| DATA EXTRACT |
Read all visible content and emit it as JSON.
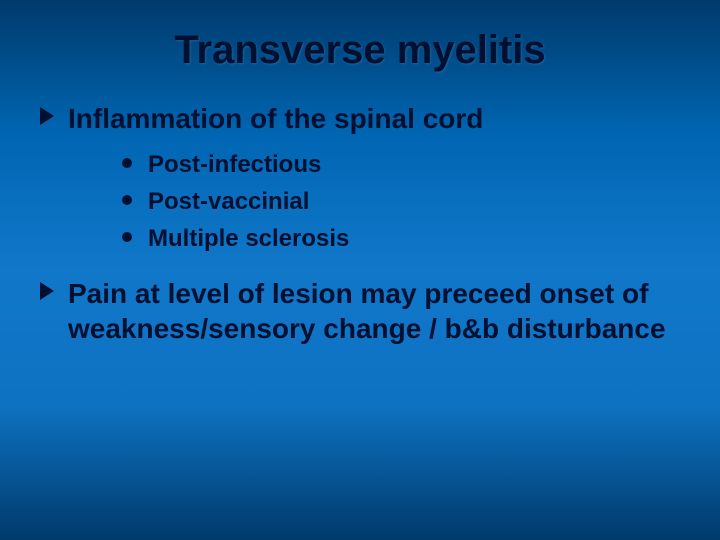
{
  "slide": {
    "title": "Transverse myelitis",
    "title_fontsize": 40,
    "title_color": "#001030",
    "background_gradient": [
      "#003a6b",
      "#0066b3",
      "#1177c9",
      "#0e72c2",
      "#003a6b"
    ],
    "text_color": "#001030",
    "font_family": "Arial",
    "bullets": [
      {
        "text": "Inflammation of the spinal cord",
        "marker": "arrow",
        "fontsize": 28,
        "sub": [
          {
            "text": "Post-infectious",
            "marker": "disc",
            "fontsize": 24
          },
          {
            "text": "Post-vaccinial",
            "marker": "disc",
            "fontsize": 24
          },
          {
            "text": "Multiple sclerosis",
            "marker": "disc",
            "fontsize": 24
          }
        ]
      },
      {
        "text": "Pain at level of lesion may preceed onset of weakness/sensory change / b&b disturbance",
        "marker": "arrow",
        "fontsize": 28,
        "sub": []
      }
    ]
  }
}
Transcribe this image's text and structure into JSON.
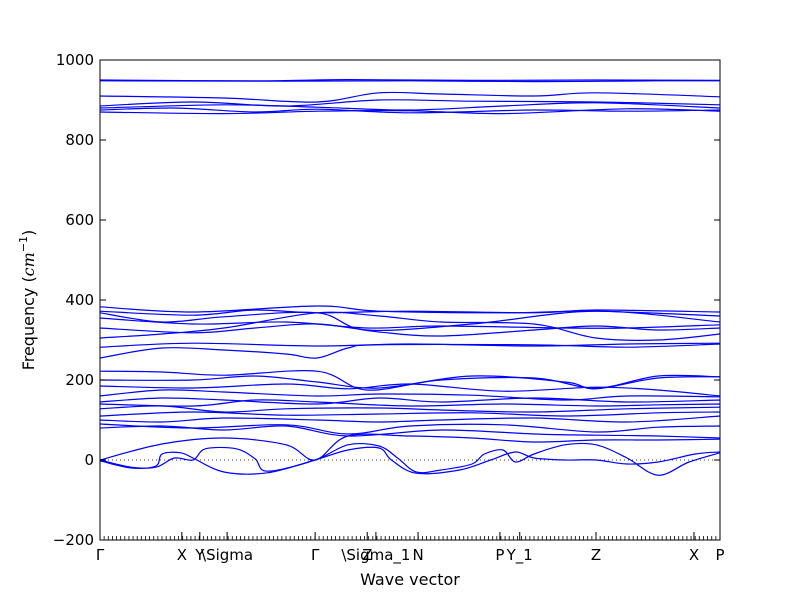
{
  "chart_data": {
    "type": "line",
    "xlabel": "Wave vector",
    "ylabel": "Frequency ($cm^{-1}$)",
    "ylabel_parts": {
      "prefix": "Frequency (",
      "unit_base": "cm",
      "unit_exp": "−1",
      "suffix": ")"
    },
    "ylim": [
      -200,
      1000
    ],
    "yticks": [
      -200,
      0,
      200,
      400,
      600,
      800,
      1000
    ],
    "ytick_labels": [
      "−200",
      "0",
      "200",
      "400",
      "600",
      "800",
      "1000"
    ],
    "x_range": [
      0,
      1
    ],
    "grid": false,
    "legend": "none",
    "line_color": "#0000ff",
    "zero_line": {
      "y": 0,
      "style": "dotted"
    },
    "high_symmetry_points": [
      {
        "label": "Γ",
        "x": 0.0
      },
      {
        "label": "X",
        "x": 0.132
      },
      {
        "label": "Y",
        "x": 0.161
      },
      {
        "label": "\\Sigma",
        "x": 0.205
      },
      {
        "label": "Γ",
        "x": 0.347
      },
      {
        "label": "Z",
        "x": 0.431
      },
      {
        "label": "\\Sigma_1",
        "x": 0.445
      },
      {
        "label": "N",
        "x": 0.513
      },
      {
        "label": "P",
        "x": 0.645
      },
      {
        "label": "Y_1",
        "x": 0.677
      },
      {
        "label": "Z",
        "x": 0.8
      },
      {
        "label": "X",
        "x": 0.958
      },
      {
        "label": "P",
        "x": 1.0
      }
    ],
    "series": [
      {
        "points": [
          [
            0,
            950
          ],
          [
            0.25,
            948
          ],
          [
            0.4,
            951
          ],
          [
            0.6,
            949
          ],
          [
            0.8,
            950
          ],
          [
            1,
            949
          ]
        ]
      },
      {
        "points": [
          [
            0,
            948
          ],
          [
            0.3,
            947
          ],
          [
            0.5,
            948
          ],
          [
            0.7,
            946
          ],
          [
            0.9,
            948
          ],
          [
            1,
            948
          ]
        ]
      },
      {
        "points": [
          [
            0,
            910
          ],
          [
            0.2,
            905
          ],
          [
            0.35,
            895
          ],
          [
            0.45,
            918
          ],
          [
            0.55,
            915
          ],
          [
            0.7,
            910
          ],
          [
            0.8,
            918
          ],
          [
            1,
            908
          ]
        ]
      },
      {
        "points": [
          [
            0,
            885
          ],
          [
            0.15,
            895
          ],
          [
            0.3,
            885
          ],
          [
            0.45,
            900
          ],
          [
            0.6,
            897
          ],
          [
            0.8,
            895
          ],
          [
            1,
            888
          ]
        ]
      },
      {
        "points": [
          [
            0,
            880
          ],
          [
            0.2,
            888
          ],
          [
            0.35,
            882
          ],
          [
            0.5,
            875
          ],
          [
            0.65,
            885
          ],
          [
            0.8,
            893
          ],
          [
            1,
            880
          ]
        ]
      },
      {
        "points": [
          [
            0,
            875
          ],
          [
            0.12,
            880
          ],
          [
            0.25,
            870
          ],
          [
            0.35,
            877
          ],
          [
            0.5,
            868
          ],
          [
            0.7,
            875
          ],
          [
            0.85,
            872
          ],
          [
            1,
            875
          ]
        ]
      },
      {
        "points": [
          [
            0,
            870
          ],
          [
            0.2,
            866
          ],
          [
            0.35,
            872
          ],
          [
            0.5,
            873
          ],
          [
            0.65,
            866
          ],
          [
            0.85,
            878
          ],
          [
            1,
            872
          ]
        ]
      },
      {
        "points": [
          [
            0,
            383
          ],
          [
            0.15,
            370
          ],
          [
            0.35,
            385
          ],
          [
            0.45,
            372
          ],
          [
            0.65,
            368
          ],
          [
            0.8,
            372
          ],
          [
            1,
            360
          ]
        ]
      },
      {
        "points": [
          [
            0,
            372
          ],
          [
            0.15,
            362
          ],
          [
            0.25,
            375
          ],
          [
            0.35,
            368
          ],
          [
            0.5,
            372
          ],
          [
            0.7,
            368
          ],
          [
            0.8,
            375
          ],
          [
            1,
            370
          ]
        ]
      },
      {
        "points": [
          [
            0,
            368
          ],
          [
            0.1,
            345
          ],
          [
            0.2,
            358
          ],
          [
            0.35,
            368
          ],
          [
            0.43,
            325
          ],
          [
            0.6,
            340
          ],
          [
            0.8,
            372
          ],
          [
            1,
            345
          ]
        ]
      },
      {
        "points": [
          [
            0,
            355
          ],
          [
            0.15,
            340
          ],
          [
            0.3,
            345
          ],
          [
            0.43,
            330
          ],
          [
            0.55,
            335
          ],
          [
            0.75,
            330
          ],
          [
            0.85,
            330
          ],
          [
            1,
            338
          ]
        ]
      },
      {
        "points": [
          [
            0,
            330
          ],
          [
            0.15,
            318
          ],
          [
            0.25,
            330
          ],
          [
            0.35,
            340
          ],
          [
            0.45,
            320
          ],
          [
            0.55,
            310
          ],
          [
            0.7,
            325
          ],
          [
            0.8,
            335
          ],
          [
            0.9,
            325
          ],
          [
            1,
            330
          ]
        ]
      },
      {
        "points": [
          [
            0,
            305
          ],
          [
            0.1,
            315
          ],
          [
            0.2,
            330
          ],
          [
            0.35,
            368
          ],
          [
            0.45,
            360
          ],
          [
            0.55,
            345
          ],
          [
            0.7,
            340
          ],
          [
            0.8,
            305
          ],
          [
            0.9,
            300
          ],
          [
            1,
            315
          ]
        ]
      },
      {
        "points": [
          [
            0,
            282
          ],
          [
            0.15,
            292
          ],
          [
            0.35,
            285
          ],
          [
            0.5,
            290
          ],
          [
            0.7,
            285
          ],
          [
            0.85,
            290
          ],
          [
            1,
            292
          ]
        ]
      },
      {
        "points": [
          [
            0,
            255
          ],
          [
            0.1,
            280
          ],
          [
            0.2,
            275
          ],
          [
            0.3,
            265
          ],
          [
            0.35,
            255
          ],
          [
            0.4,
            280
          ],
          [
            0.45,
            288
          ],
          [
            0.7,
            288
          ],
          [
            0.85,
            282
          ],
          [
            1,
            290
          ]
        ]
      },
      {
        "points": [
          [
            0,
            222
          ],
          [
            0.1,
            220
          ],
          [
            0.2,
            212
          ],
          [
            0.35,
            222
          ],
          [
            0.43,
            175
          ],
          [
            0.55,
            200
          ],
          [
            0.7,
            205
          ],
          [
            0.8,
            180
          ],
          [
            0.9,
            210
          ],
          [
            1,
            208
          ]
        ]
      },
      {
        "points": [
          [
            0,
            200
          ],
          [
            0.15,
            200
          ],
          [
            0.25,
            210
          ],
          [
            0.35,
            195
          ],
          [
            0.45,
            180
          ],
          [
            0.6,
            210
          ],
          [
            0.75,
            195
          ],
          [
            0.8,
            178
          ],
          [
            0.9,
            205
          ],
          [
            1,
            208
          ]
        ]
      },
      {
        "points": [
          [
            0,
            185
          ],
          [
            0.15,
            180
          ],
          [
            0.3,
            190
          ],
          [
            0.4,
            178
          ],
          [
            0.5,
            190
          ],
          [
            0.65,
            172
          ],
          [
            0.8,
            182
          ],
          [
            0.9,
            175
          ],
          [
            1,
            160
          ]
        ]
      },
      {
        "points": [
          [
            0,
            160
          ],
          [
            0.1,
            175
          ],
          [
            0.2,
            170
          ],
          [
            0.35,
            160
          ],
          [
            0.45,
            165
          ],
          [
            0.6,
            162
          ],
          [
            0.75,
            150
          ],
          [
            0.85,
            160
          ],
          [
            1,
            158
          ]
        ]
      },
      {
        "points": [
          [
            0,
            145
          ],
          [
            0.1,
            155
          ],
          [
            0.2,
            150
          ],
          [
            0.35,
            140
          ],
          [
            0.45,
            155
          ],
          [
            0.55,
            145
          ],
          [
            0.7,
            155
          ],
          [
            0.85,
            145
          ],
          [
            1,
            150
          ]
        ]
      },
      {
        "points": [
          [
            0,
            140
          ],
          [
            0.15,
            135
          ],
          [
            0.25,
            150
          ],
          [
            0.35,
            145
          ],
          [
            0.5,
            135
          ],
          [
            0.65,
            140
          ],
          [
            0.8,
            135
          ],
          [
            0.9,
            138
          ],
          [
            1,
            140
          ]
        ]
      },
      {
        "points": [
          [
            0,
            128
          ],
          [
            0.1,
            135
          ],
          [
            0.2,
            120
          ],
          [
            0.3,
            128
          ],
          [
            0.45,
            130
          ],
          [
            0.55,
            125
          ],
          [
            0.7,
            120
          ],
          [
            0.85,
            128
          ],
          [
            1,
            132
          ]
        ]
      },
      {
        "points": [
          [
            0,
            110
          ],
          [
            0.15,
            120
          ],
          [
            0.3,
            112
          ],
          [
            0.45,
            115
          ],
          [
            0.6,
            118
          ],
          [
            0.75,
            110
          ],
          [
            0.9,
            118
          ],
          [
            1,
            120
          ]
        ]
      },
      {
        "points": [
          [
            0,
            100
          ],
          [
            0.1,
            95
          ],
          [
            0.2,
            105
          ],
          [
            0.35,
            100
          ],
          [
            0.45,
            95
          ],
          [
            0.55,
            100
          ],
          [
            0.7,
            105
          ],
          [
            0.85,
            95
          ],
          [
            1,
            110
          ]
        ]
      },
      {
        "points": [
          [
            0,
            90
          ],
          [
            0.15,
            80
          ],
          [
            0.3,
            88
          ],
          [
            0.4,
            65
          ],
          [
            0.5,
            85
          ],
          [
            0.65,
            88
          ],
          [
            0.8,
            70
          ],
          [
            0.9,
            82
          ],
          [
            1,
            85
          ]
        ]
      },
      {
        "points": [
          [
            0,
            80
          ],
          [
            0.1,
            85
          ],
          [
            0.2,
            75
          ],
          [
            0.3,
            85
          ],
          [
            0.4,
            60
          ],
          [
            0.55,
            75
          ],
          [
            0.7,
            65
          ],
          [
            0.8,
            62
          ],
          [
            0.9,
            60
          ],
          [
            1,
            55
          ]
        ]
      },
      {
        "points": [
          [
            0,
            0
          ],
          [
            0.1,
            40
          ],
          [
            0.2,
            55
          ],
          [
            0.3,
            38
          ],
          [
            0.347,
            0
          ],
          [
            0.4,
            60
          ],
          [
            0.5,
            60
          ],
          [
            0.6,
            55
          ],
          [
            0.7,
            45
          ],
          [
            0.8,
            50
          ],
          [
            0.9,
            50
          ],
          [
            1,
            52
          ]
        ]
      },
      {
        "points": [
          [
            0,
            0
          ],
          [
            0.05,
            -18
          ],
          [
            0.09,
            -18
          ],
          [
            0.12,
            5
          ],
          [
            0.15,
            0
          ],
          [
            0.17,
            28
          ],
          [
            0.22,
            28
          ],
          [
            0.25,
            3
          ],
          [
            0.27,
            -28
          ],
          [
            0.347,
            0
          ],
          [
            0.4,
            38
          ],
          [
            0.45,
            35
          ],
          [
            0.48,
            5
          ],
          [
            0.51,
            -30
          ],
          [
            0.55,
            -25
          ],
          [
            0.6,
            -10
          ],
          [
            0.62,
            15
          ],
          [
            0.65,
            25
          ],
          [
            0.67,
            -5
          ],
          [
            0.7,
            15
          ],
          [
            0.75,
            38
          ],
          [
            0.8,
            38
          ],
          [
            0.85,
            5
          ],
          [
            0.9,
            -38
          ],
          [
            0.95,
            -5
          ],
          [
            1,
            18
          ]
        ]
      },
      {
        "points": [
          [
            0,
            -2
          ],
          [
            0.05,
            -20
          ],
          [
            0.09,
            -15
          ],
          [
            0.1,
            15
          ],
          [
            0.13,
            18
          ],
          [
            0.15,
            5
          ],
          [
            0.2,
            -30
          ],
          [
            0.27,
            -32
          ],
          [
            0.347,
            0
          ],
          [
            0.4,
            25
          ],
          [
            0.45,
            30
          ],
          [
            0.47,
            0
          ],
          [
            0.51,
            -33
          ],
          [
            0.58,
            -25
          ],
          [
            0.63,
            0
          ],
          [
            0.67,
            20
          ],
          [
            0.7,
            5
          ],
          [
            0.75,
            0
          ],
          [
            0.8,
            0
          ],
          [
            0.85,
            -10
          ],
          [
            0.9,
            -5
          ],
          [
            0.96,
            15
          ],
          [
            1,
            20
          ]
        ]
      }
    ]
  }
}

| EXERCISE OBJECTIVE |
Find each line with the string "JSON" and copy it out.

| RESPONSE TO THIS TASK |
Read all visible content and emit it as JSON.
Transcribe this image's text and structure into JSON.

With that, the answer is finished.